EXERCISE TASK: Write the entries out again exactly as they stand, but without the pictures.

------------------------

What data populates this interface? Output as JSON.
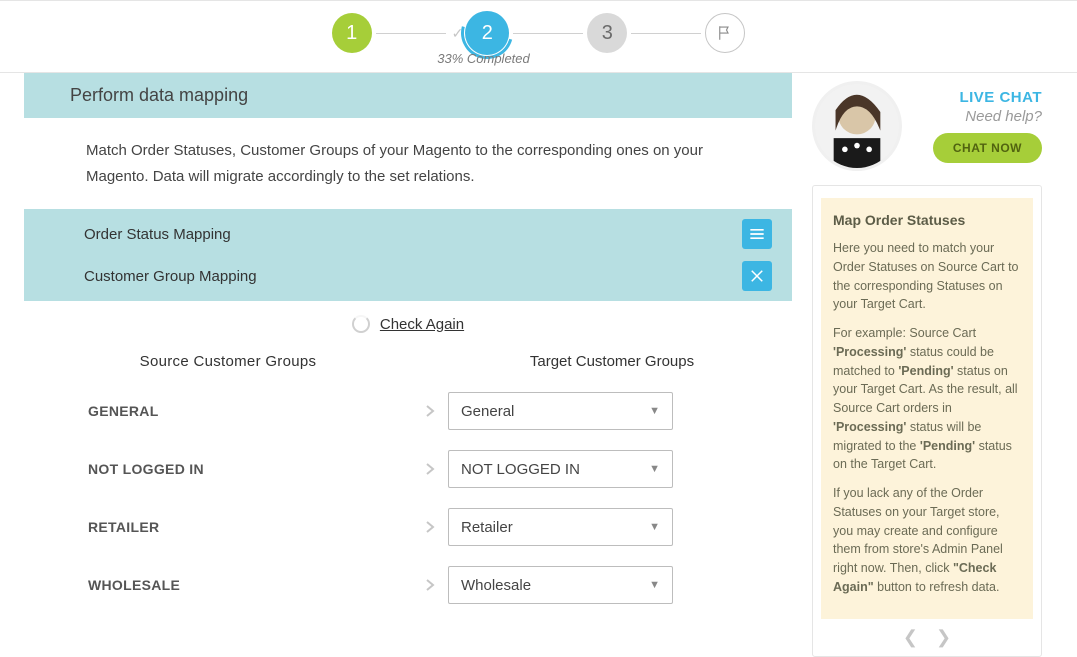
{
  "progress": {
    "label_1": "1",
    "label_2": "2",
    "label_3": "3",
    "completed": "33% Completed"
  },
  "header": {
    "title": "Perform data mapping"
  },
  "desc": "Match Order Statuses, Customer Groups of your Magento to the corresponding ones on your Magento. Data will migrate accordingly to the set relations.",
  "tabs": {
    "order": "Order Status Mapping",
    "customer": "Customer Group Mapping"
  },
  "check_again": "Check Again",
  "grid": {
    "source_head": "Source Customer Groups",
    "target_head": "Target Customer Groups",
    "rows": [
      {
        "src": "GENERAL",
        "tgt": "General"
      },
      {
        "src": "NOT LOGGED IN",
        "tgt": "NOT LOGGED IN"
      },
      {
        "src": "RETAILER",
        "tgt": "Retailer"
      },
      {
        "src": "WHOLESALE",
        "tgt": "Wholesale"
      }
    ]
  },
  "chat": {
    "title": "LIVE CHAT",
    "subtitle": "Need help?",
    "button": "CHAT NOW"
  },
  "help": {
    "title": "Map Order Statuses",
    "p1": "Here you need to match your Order Statuses on Source Cart to the corresponding Statuses on your Target Cart.",
    "p2a": "For example: Source Cart ",
    "p2b": "'Processing'",
    "p2c": " status could be matched to ",
    "p2d": "'Pending'",
    "p2e": " status on your Target Cart. As the result, all Source Cart orders in ",
    "p2f": "'Processing'",
    "p2g": " status will be migrated to the ",
    "p2h": "'Pending'",
    "p2i": " status on the Target Cart.",
    "p3a": "If you lack any of the Order Statuses on your Target store, you may create and configure them from store's Admin Panel right now. Then, click ",
    "p3b": "\"Check Again\"",
    "p3c": " button to refresh data."
  }
}
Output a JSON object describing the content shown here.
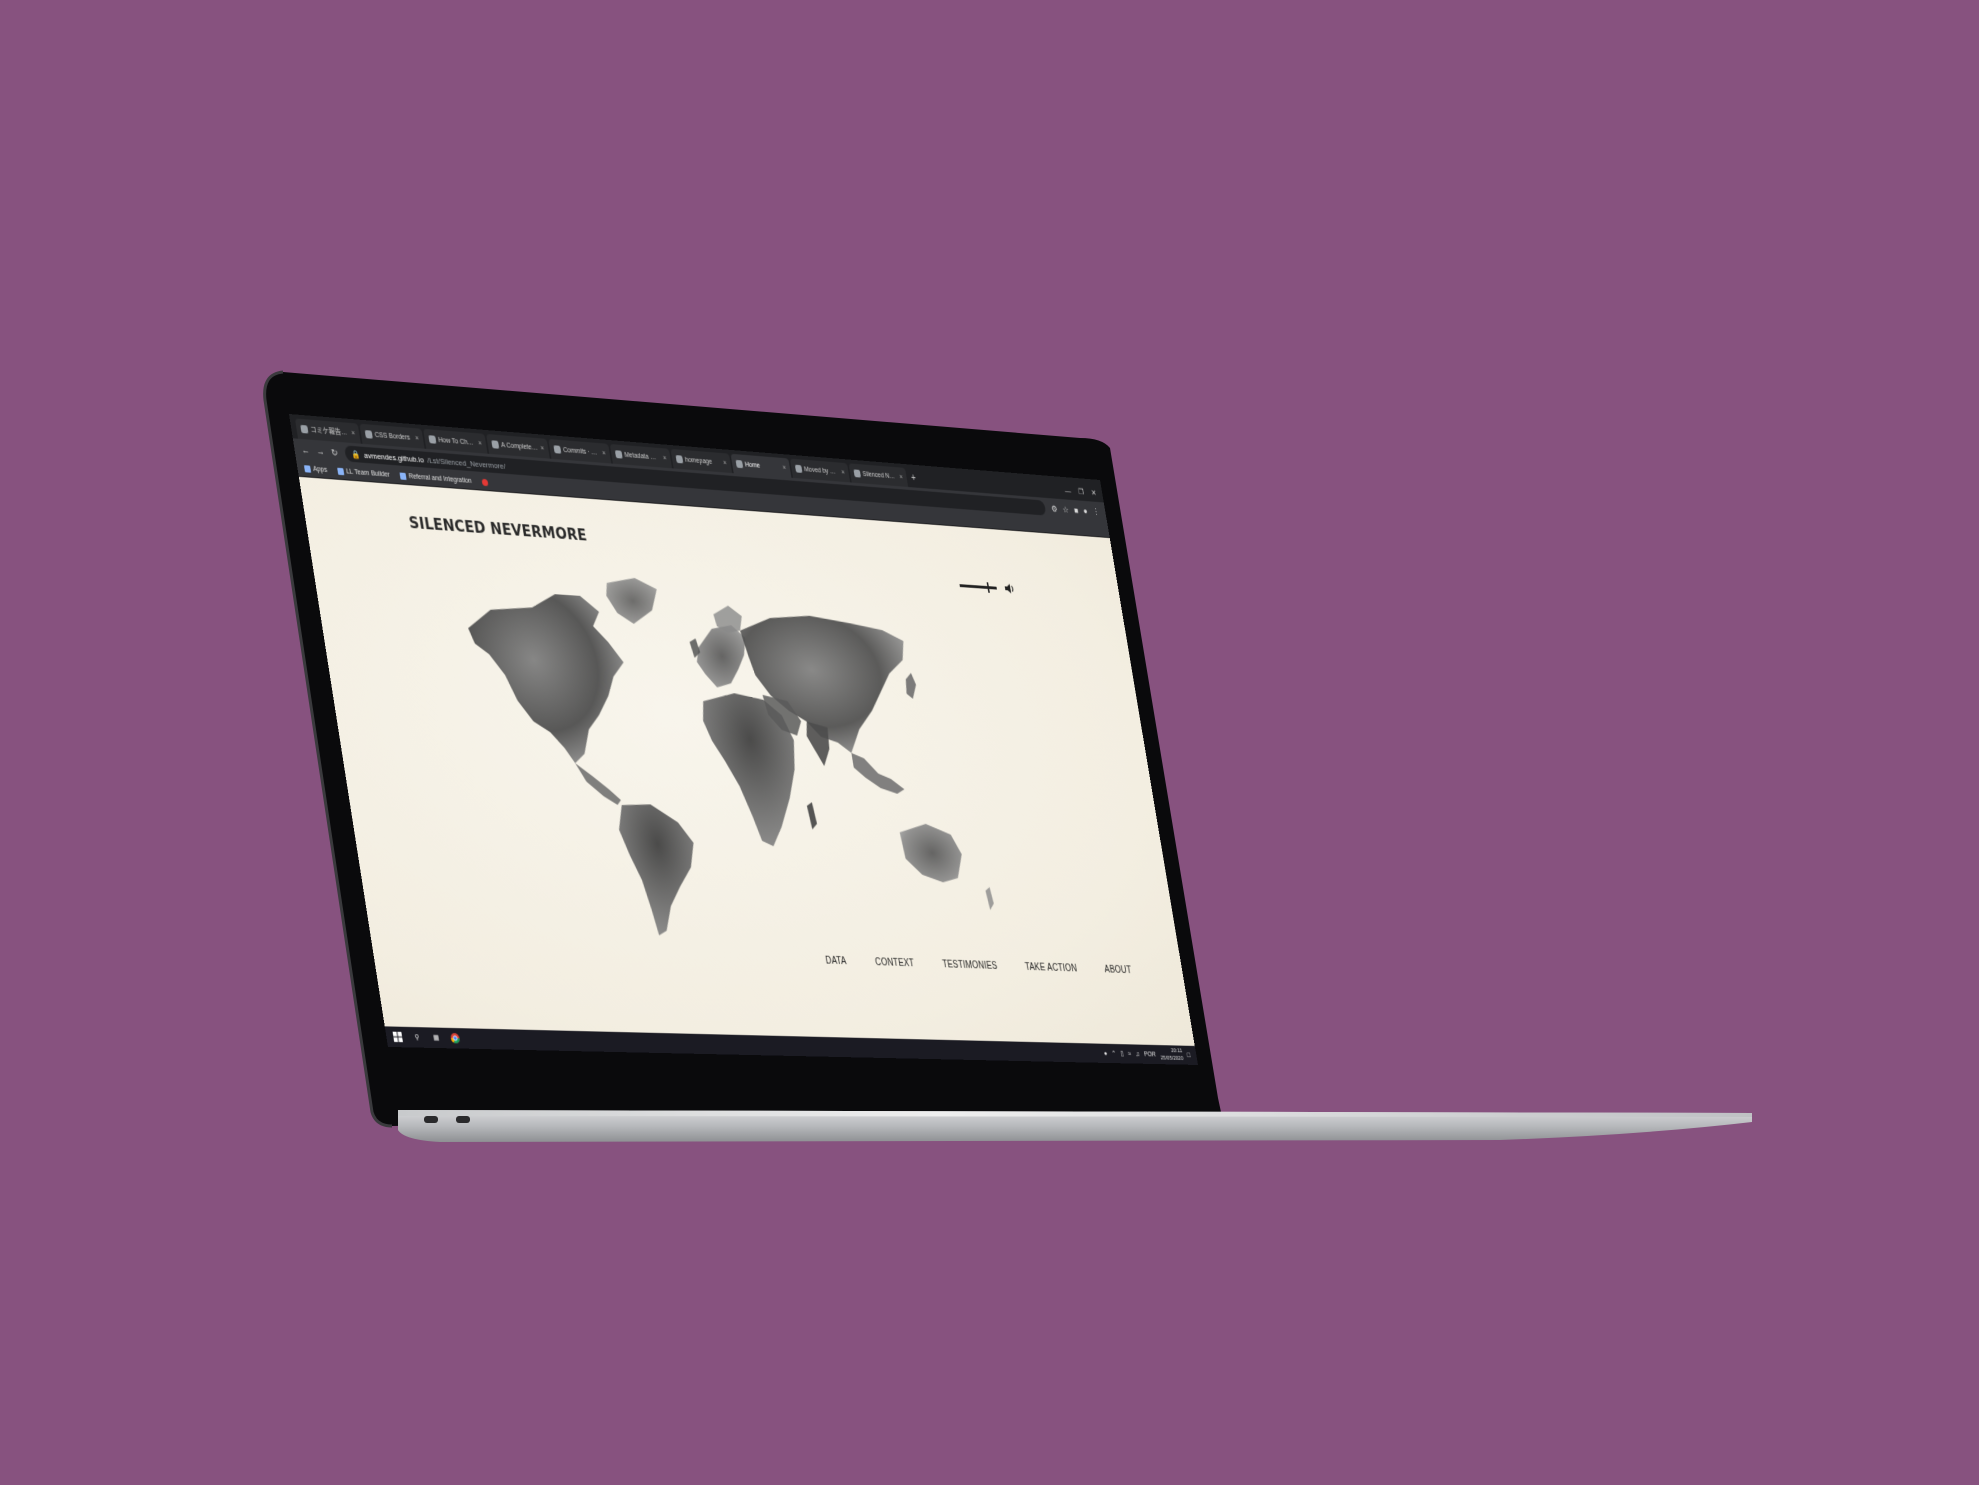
{
  "browser": {
    "tabs": [
      {
        "label": "コミケ報告 - design",
        "active": false
      },
      {
        "label": "CSS Borders",
        "active": false
      },
      {
        "label": "How To Change Im",
        "active": false
      },
      {
        "label": "A Complete Guide",
        "active": false
      },
      {
        "label": "Commits · AMend",
        "active": false
      },
      {
        "label": "Metadata Manda",
        "active": false
      },
      {
        "label": "homepage",
        "active": false
      },
      {
        "label": "Home",
        "active": true
      },
      {
        "label": "Moved by Gesti",
        "active": false
      },
      {
        "label": "Silenced Nevermo",
        "active": false
      }
    ],
    "tab_close": "×",
    "new_tab": "+",
    "window_controls": {
      "minimize": "—",
      "maximize": "❐",
      "close": "✕"
    },
    "url_host": "avmendes.github.io",
    "url_path": "/Lst/Silenced_Nevermore/",
    "bookmarks": [
      {
        "label": "Apps",
        "icon": "apps-grid-icon"
      },
      {
        "label": "LL Team Builder",
        "icon": "bookmark-icon"
      },
      {
        "label": "Referral and Integration",
        "icon": "bookmark-icon"
      },
      {
        "label": "",
        "icon": "youtube-icon"
      }
    ]
  },
  "site": {
    "title": "SILENCED NEVERMORE",
    "audio_volume": 0.75,
    "nav": [
      "DATA",
      "CONTEXT",
      "TESTIMONIES",
      "TAKE ACTION",
      "ABOUT"
    ]
  },
  "taskbar": {
    "time": "20:11",
    "date": "25/05/2020",
    "lang": "POR"
  },
  "colors": {
    "background": "#87527f",
    "page": "#f6f2e6",
    "browser_dark": "#202124",
    "taskbar": "#1b1b23"
  }
}
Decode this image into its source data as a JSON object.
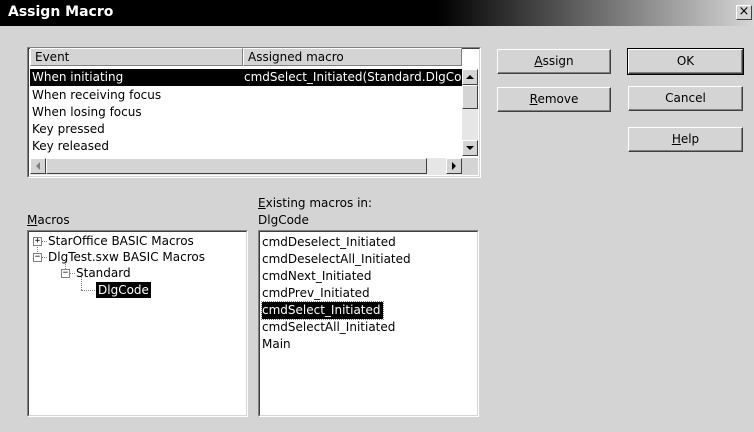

------------------------

SOLUTION TO THIS EXERCISE:
What data populates this interface? Output as JSON.
{
  "progress": {
    "label_1": "1",
    "label_2": "2",
    "label_3": "3",
    "completed": "33% Completed"
  },
  "header": {
    "title": "Perform data mapping"
  },
  "desc": "Match Order Statuses, Customer Groups of your Magento to the corresponding ones on your Magento. Data will migrate accordingly to the set relations.",
  "tabs": {
    "order": "Order Status Mapping",
    "customer": "Customer Group Mapping"
  },
  "check_again": "Check Again",
  "grid": {
    "source_head": "Source Customer Groups",
    "target_head": "Target Customer Groups",
    "rows": [
      {
        "src": "GENERAL",
        "tgt": "General"
      },
      {
        "src": "NOT LOGGED IN",
        "tgt": "NOT LOGGED IN"
      },
      {
        "src": "RETAILER",
        "tgt": "Retailer"
      },
      {
        "src": "WHOLESALE",
        "tgt": "Wholesale"
      }
    ]
  },
  "chat": {
    "title": "LIVE CHAT",
    "subtitle": "Need help?",
    "button": "CHAT NOW"
  },
  "help": {
    "title": "Map Order Statuses",
    "p1": "Here you need to match your Order Statuses on Source Cart to the corresponding Statuses on your Target Cart.",
    "p2a": "For example: Source Cart ",
    "p2b": "'Processing'",
    "p2c": " status could be matched to ",
    "p2d": "'Pending'",
    "p2e": " status on your Target Cart. As the result, all Source Cart orders in ",
    "p2f": "'Processing'",
    "p2g": " status will be migrated to the ",
    "p2h": "'Pending'",
    "p2i": " status on the Target Cart.",
    "p3a": "If you lack any of the Order Statuses on your Target store, you may create and configure them from store's Admin Panel right now. Then, click ",
    "p3b": "\"Check Again\"",
    "p3c": " button to refresh data."
  }
}
Output a JSON object describing the content shown here.
{
  "browser": {
    "tabs": [
      {
        "label": "コミケ報告 - design",
        "active": false
      },
      {
        "label": "CSS Borders",
        "active": false
      },
      {
        "label": "How To Change Im",
        "active": false
      },
      {
        "label": "A Complete Guide",
        "active": false
      },
      {
        "label": "Commits · AMend",
        "active": false
      },
      {
        "label": "Metadata Manda",
        "active": false
      },
      {
        "label": "homepage",
        "active": false
      },
      {
        "label": "Home",
        "active": true
      },
      {
        "label": "Moved by Gesti",
        "active": false
      },
      {
        "label": "Silenced Nevermo",
        "active": false
      }
    ],
    "tab_close": "×",
    "new_tab": "+",
    "window_controls": {
      "minimize": "—",
      "maximize": "❐",
      "close": "✕"
    },
    "url_host": "avmendes.github.io",
    "url_path": "/Lst/Silenced_Nevermore/",
    "bookmarks": [
      {
        "label": "Apps",
        "icon": "apps-grid-icon"
      },
      {
        "label": "LL Team Builder",
        "icon": "bookmark-icon"
      },
      {
        "label": "Referral and Integration",
        "icon": "bookmark-icon"
      },
      {
        "label": "",
        "icon": "youtube-icon"
      }
    ]
  },
  "site": {
    "title": "SILENCED NEVERMORE",
    "audio_volume": 0.75,
    "nav": [
      "DATA",
      "CONTEXT",
      "TESTIMONIES",
      "TAKE ACTION",
      "ABOUT"
    ]
  },
  "taskbar": {
    "time": "20:11",
    "date": "25/05/2020",
    "lang": "POR"
  },
  "colors": {
    "background": "#87527f",
    "page": "#f6f2e6",
    "browser_dark": "#202124",
    "taskbar": "#1b1b23"
  }
}
Decode this image into its source data as a JSON object.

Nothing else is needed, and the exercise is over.